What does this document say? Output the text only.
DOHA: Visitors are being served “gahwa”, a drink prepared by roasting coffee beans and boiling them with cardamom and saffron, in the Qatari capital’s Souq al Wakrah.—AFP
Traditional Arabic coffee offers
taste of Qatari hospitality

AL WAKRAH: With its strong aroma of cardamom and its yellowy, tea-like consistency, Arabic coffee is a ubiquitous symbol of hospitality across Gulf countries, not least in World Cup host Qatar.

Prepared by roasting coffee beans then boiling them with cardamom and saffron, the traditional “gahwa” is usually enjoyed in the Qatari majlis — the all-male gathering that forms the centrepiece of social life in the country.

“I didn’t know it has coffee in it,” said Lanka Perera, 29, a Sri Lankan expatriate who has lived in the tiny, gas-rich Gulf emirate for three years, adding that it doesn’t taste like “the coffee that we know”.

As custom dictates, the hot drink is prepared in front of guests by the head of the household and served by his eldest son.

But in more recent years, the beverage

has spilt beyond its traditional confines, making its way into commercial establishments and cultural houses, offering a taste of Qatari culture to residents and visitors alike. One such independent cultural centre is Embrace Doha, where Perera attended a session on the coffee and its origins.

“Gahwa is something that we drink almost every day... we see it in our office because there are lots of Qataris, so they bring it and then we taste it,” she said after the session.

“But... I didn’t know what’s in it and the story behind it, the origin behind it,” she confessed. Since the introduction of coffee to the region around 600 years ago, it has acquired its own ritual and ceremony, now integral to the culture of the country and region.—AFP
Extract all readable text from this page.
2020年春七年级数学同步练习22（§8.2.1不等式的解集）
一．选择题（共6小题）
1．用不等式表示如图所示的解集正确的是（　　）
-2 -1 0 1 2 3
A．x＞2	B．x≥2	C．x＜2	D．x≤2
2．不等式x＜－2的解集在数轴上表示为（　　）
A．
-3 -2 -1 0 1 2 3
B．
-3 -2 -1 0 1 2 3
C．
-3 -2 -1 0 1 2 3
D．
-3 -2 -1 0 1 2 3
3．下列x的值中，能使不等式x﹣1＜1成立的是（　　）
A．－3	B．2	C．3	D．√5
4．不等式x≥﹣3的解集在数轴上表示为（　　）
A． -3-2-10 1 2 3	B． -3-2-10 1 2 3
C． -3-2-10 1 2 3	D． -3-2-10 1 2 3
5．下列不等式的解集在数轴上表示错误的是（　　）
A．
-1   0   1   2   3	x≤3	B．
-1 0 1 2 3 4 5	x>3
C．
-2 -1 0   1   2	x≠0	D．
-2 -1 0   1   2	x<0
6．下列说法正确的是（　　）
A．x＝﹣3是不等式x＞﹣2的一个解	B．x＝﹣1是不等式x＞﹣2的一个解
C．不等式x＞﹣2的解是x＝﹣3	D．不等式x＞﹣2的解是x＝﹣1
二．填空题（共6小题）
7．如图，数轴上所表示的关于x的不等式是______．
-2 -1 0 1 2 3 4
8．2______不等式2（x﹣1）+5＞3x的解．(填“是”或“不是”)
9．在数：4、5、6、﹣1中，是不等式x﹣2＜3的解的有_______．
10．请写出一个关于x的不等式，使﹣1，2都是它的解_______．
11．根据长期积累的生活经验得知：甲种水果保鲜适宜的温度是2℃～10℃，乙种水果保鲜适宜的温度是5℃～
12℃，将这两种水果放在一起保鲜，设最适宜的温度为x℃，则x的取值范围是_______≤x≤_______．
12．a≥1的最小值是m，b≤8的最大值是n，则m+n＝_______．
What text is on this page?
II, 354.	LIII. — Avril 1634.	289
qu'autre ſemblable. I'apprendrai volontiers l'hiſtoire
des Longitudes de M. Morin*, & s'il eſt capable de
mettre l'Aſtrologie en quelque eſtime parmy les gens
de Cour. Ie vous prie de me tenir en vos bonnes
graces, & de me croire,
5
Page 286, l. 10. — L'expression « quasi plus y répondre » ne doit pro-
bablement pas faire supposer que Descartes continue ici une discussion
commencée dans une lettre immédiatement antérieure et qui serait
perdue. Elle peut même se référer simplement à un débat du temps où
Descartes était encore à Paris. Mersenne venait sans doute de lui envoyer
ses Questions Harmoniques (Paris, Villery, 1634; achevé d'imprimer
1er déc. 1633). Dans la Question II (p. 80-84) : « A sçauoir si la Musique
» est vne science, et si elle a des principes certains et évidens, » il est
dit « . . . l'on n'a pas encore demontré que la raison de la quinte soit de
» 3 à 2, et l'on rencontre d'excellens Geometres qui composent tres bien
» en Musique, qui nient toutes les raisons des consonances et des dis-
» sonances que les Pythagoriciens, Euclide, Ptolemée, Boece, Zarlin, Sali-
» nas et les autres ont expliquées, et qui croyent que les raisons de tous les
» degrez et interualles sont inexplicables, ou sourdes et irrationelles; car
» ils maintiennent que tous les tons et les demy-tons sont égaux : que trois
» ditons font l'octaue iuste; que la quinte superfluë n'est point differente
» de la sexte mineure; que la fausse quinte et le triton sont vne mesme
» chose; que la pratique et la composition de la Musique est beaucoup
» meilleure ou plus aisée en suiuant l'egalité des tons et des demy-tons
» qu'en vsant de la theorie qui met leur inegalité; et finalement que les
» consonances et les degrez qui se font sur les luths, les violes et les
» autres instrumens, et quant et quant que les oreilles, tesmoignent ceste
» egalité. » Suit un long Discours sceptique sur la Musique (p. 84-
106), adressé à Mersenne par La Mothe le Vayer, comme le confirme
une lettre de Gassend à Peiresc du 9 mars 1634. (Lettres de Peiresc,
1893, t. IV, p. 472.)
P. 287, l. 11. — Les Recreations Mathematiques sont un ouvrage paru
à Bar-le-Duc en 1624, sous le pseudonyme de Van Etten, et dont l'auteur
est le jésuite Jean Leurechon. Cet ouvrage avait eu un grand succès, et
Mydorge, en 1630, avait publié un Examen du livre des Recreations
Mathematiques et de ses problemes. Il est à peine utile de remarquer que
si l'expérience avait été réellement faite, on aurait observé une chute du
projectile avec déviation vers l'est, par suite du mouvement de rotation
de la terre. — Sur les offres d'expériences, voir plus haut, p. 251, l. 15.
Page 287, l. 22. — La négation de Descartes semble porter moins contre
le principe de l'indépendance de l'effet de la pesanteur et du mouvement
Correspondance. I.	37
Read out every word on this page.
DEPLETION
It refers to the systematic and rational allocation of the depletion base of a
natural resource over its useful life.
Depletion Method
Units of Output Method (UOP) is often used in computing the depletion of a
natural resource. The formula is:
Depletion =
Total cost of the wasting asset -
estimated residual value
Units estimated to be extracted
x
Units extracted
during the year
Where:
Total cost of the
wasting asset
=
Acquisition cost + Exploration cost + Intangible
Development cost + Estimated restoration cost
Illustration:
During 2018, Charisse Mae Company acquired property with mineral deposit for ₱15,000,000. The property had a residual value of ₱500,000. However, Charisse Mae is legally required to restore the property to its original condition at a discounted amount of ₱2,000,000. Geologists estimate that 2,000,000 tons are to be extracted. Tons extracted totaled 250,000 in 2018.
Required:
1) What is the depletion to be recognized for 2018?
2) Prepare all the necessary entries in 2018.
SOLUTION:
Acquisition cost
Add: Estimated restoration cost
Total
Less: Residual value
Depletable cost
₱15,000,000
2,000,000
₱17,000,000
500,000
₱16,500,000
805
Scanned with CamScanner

==*==

REQUIREMENTS
Each line of the material above needs to be quoted exactly, please.

CORRECT OUTPUT
What does this document say? Output the text only.
DOHA: Visitors are being served “gahwa”, a drink prepared by roasting coffee beans and boiling them with cardamom and saffron, in the Qatari capital’s Souq al Wakrah.—AFP
Traditional Arabic coffee offers
taste of Qatari hospitality

AL WAKRAH: With its strong aroma of cardamom and its yellowy, tea-like consistency, Arabic coffee is a ubiquitous symbol of hospitality across Gulf countries, not least in World Cup host Qatar.

Prepared by roasting coffee beans then boiling them with cardamom and saffron, the traditional “gahwa” is usually enjoyed in the Qatari majlis — the all-male gathering that forms the centrepiece of social life in the country.

“I didn’t know it has coffee in it,” said Lanka Perera, 29, a Sri Lankan expatriate who has lived in the tiny, gas-rich Gulf emirate for three years, adding that it doesn’t taste like “the coffee that we know”.

As custom dictates, the hot drink is prepared in front of guests by the head of the household and served by his eldest son.

But in more recent years, the beverage

has spilt beyond its traditional confines, making its way into commercial establishments and cultural houses, offering a taste of Qatari culture to residents and visitors alike. One such independent cultural centre is Embrace Doha, where Perera attended a session on the coffee and its origins.

“Gahwa is something that we drink almost every day... we see it in our office because there are lots of Qataris, so they bring it and then we taste it,” she said after the session.

“But... I didn’t know what’s in it and the story behind it, the origin behind it,” she confessed. Since the introduction of coffee to the region around 600 years ago, it has acquired its own ritual and ceremony, now integral to the culture of the country and region.—AFP
Extract all readable text from this page.
2020年春七年级数学同步练习22（§8.2.1不等式的解集）
一．选择题（共6小题）
1．用不等式表示如图所示的解集正确的是（　　）
-2 -1 0 1 2 3
A．x＞2	B．x≥2	C．x＜2	D．x≤2
2．不等式x＜－2的解集在数轴上表示为（　　）
A．
-3 -2 -1 0 1 2 3
B．
-3 -2 -1 0 1 2 3
C．
-3 -2 -1 0 1 2 3
D．
-3 -2 -1 0 1 2 3
3．下列x的值中，能使不等式x﹣1＜1成立的是（　　）
A．－3	B．2	C．3	D．√5
4．不等式x≥﹣3的解集在数轴上表示为（　　）
A． -3-2-10 1 2 3	B． -3-2-10 1 2 3
C． -3-2-10 1 2 3	D． -3-2-10 1 2 3
5．下列不等式的解集在数轴上表示错误的是（　　）
A．
-1   0   1   2   3	x≤3	B．
-1 0 1 2 3 4 5	x>3
C．
-2 -1 0   1   2	x≠0	D．
-2 -1 0   1   2	x<0
6．下列说法正确的是（　　）
A．x＝﹣3是不等式x＞﹣2的一个解	B．x＝﹣1是不等式x＞﹣2的一个解
C．不等式x＞﹣2的解是x＝﹣3	D．不等式x＞﹣2的解是x＝﹣1
二．填空题（共6小题）
7．如图，数轴上所表示的关于x的不等式是______．
-2 -1 0 1 2 3 4
8．2______不等式2（x﹣1）+5＞3x的解．(填“是”或“不是”)
9．在数：4、5、6、﹣1中，是不等式x﹣2＜3的解的有_______．
10．请写出一个关于x的不等式，使﹣1，2都是它的解_______．
11．根据长期积累的生活经验得知：甲种水果保鲜适宜的温度是2℃～10℃，乙种水果保鲜适宜的温度是5℃～
12℃，将这两种水果放在一起保鲜，设最适宜的温度为x℃，则x的取值范围是_______≤x≤_______．
12．a≥1的最小值是m，b≤8的最大值是n，则m+n＝_______．
What text is on this page?
II, 354.	LIII. — Avril 1634.	289
qu'autre ſemblable. I'apprendrai volontiers l'hiſtoire
des Longitudes de M. Morin*, & s'il eſt capable de
mettre l'Aſtrologie en quelque eſtime parmy les gens
de Cour. Ie vous prie de me tenir en vos bonnes
graces, & de me croire,
5
Page 286, l. 10. — L'expression « quasi plus y répondre » ne doit pro-
bablement pas faire supposer que Descartes continue ici une discussion
commencée dans une lettre immédiatement antérieure et qui serait
perdue. Elle peut même se référer simplement à un débat du temps où
Descartes était encore à Paris. Mersenne venait sans doute de lui envoyer
ses Questions Harmoniques (Paris, Villery, 1634; achevé d'imprimer
1er déc. 1633). Dans la Question II (p. 80-84) : « A sçauoir si la Musique
» est vne science, et si elle a des principes certains et évidens, » il est
dit « . . . l'on n'a pas encore demontré que la raison de la quinte soit de
» 3 à 2, et l'on rencontre d'excellens Geometres qui composent tres bien
» en Musique, qui nient toutes les raisons des consonances et des dis-
» sonances que les Pythagoriciens, Euclide, Ptolemée, Boece, Zarlin, Sali-
» nas et les autres ont expliquées, et qui croyent que les raisons de tous les
» degrez et interualles sont inexplicables, ou sourdes et irrationelles; car
» ils maintiennent que tous les tons et les demy-tons sont égaux : que trois
» ditons font l'octaue iuste; que la quinte superfluë n'est point differente
» de la sexte mineure; que la fausse quinte et le triton sont vne mesme
» chose; que la pratique et la composition de la Musique est beaucoup
» meilleure ou plus aisée en suiuant l'egalité des tons et des demy-tons
» qu'en vsant de la theorie qui met leur inegalité; et finalement que les
» consonances et les degrez qui se font sur les luths, les violes et les
» autres instrumens, et quant et quant que les oreilles, tesmoignent ceste
» egalité. » Suit un long Discours sceptique sur la Musique (p. 84-
106), adressé à Mersenne par La Mothe le Vayer, comme le confirme
une lettre de Gassend à Peiresc du 9 mars 1634. (Lettres de Peiresc,
1893, t. IV, p. 472.)
P. 287, l. 11. — Les Recreations Mathematiques sont un ouvrage paru
à Bar-le-Duc en 1624, sous le pseudonyme de Van Etten, et dont l'auteur
est le jésuite Jean Leurechon. Cet ouvrage avait eu un grand succès, et
Mydorge, en 1630, avait publié un Examen du livre des Recreations
Mathematiques et de ses problemes. Il est à peine utile de remarquer que
si l'expérience avait été réellement faite, on aurait observé une chute du
projectile avec déviation vers l'est, par suite du mouvement de rotation
de la terre. — Sur les offres d'expériences, voir plus haut, p. 251, l. 15.
Page 287, l. 22. — La négation de Descartes semble porter moins contre
le principe de l'indépendance de l'effet de la pesanteur et du mouvement
Correspondance. I.	37
Read out every word on this page.
DEPLETION
It refers to the systematic and rational allocation of the depletion base of a
natural resource over its useful life.
Depletion Method
Units of Output Method (UOP) is often used in computing the depletion of a
natural resource. The formula is:
Depletion =
Total cost of the wasting asset -
estimated residual value
Units estimated to be extracted
x
Units extracted
during the year
Where:
Total cost of the
wasting asset
=
Acquisition cost + Exploration cost + Intangible
Development cost + Estimated restoration cost
Illustration:
During 2018, Charisse Mae Company acquired property with mineral deposit for ₱15,000,000. The property had a residual value of ₱500,000. However, Charisse Mae is legally required to restore the property to its original condition at a discounted amount of ₱2,000,000. Geologists estimate that 2,000,000 tons are to be extracted. Tons extracted totaled 250,000 in 2018.
Required:
1) What is the depletion to be recognized for 2018?
2) Prepare all the necessary entries in 2018.
SOLUTION:
Acquisition cost
Add: Estimated restoration cost
Total
Less: Residual value
Depletable cost
₱15,000,000
2,000,000
₱17,000,000
500,000
₱16,500,000
805
Scanned with CamScanner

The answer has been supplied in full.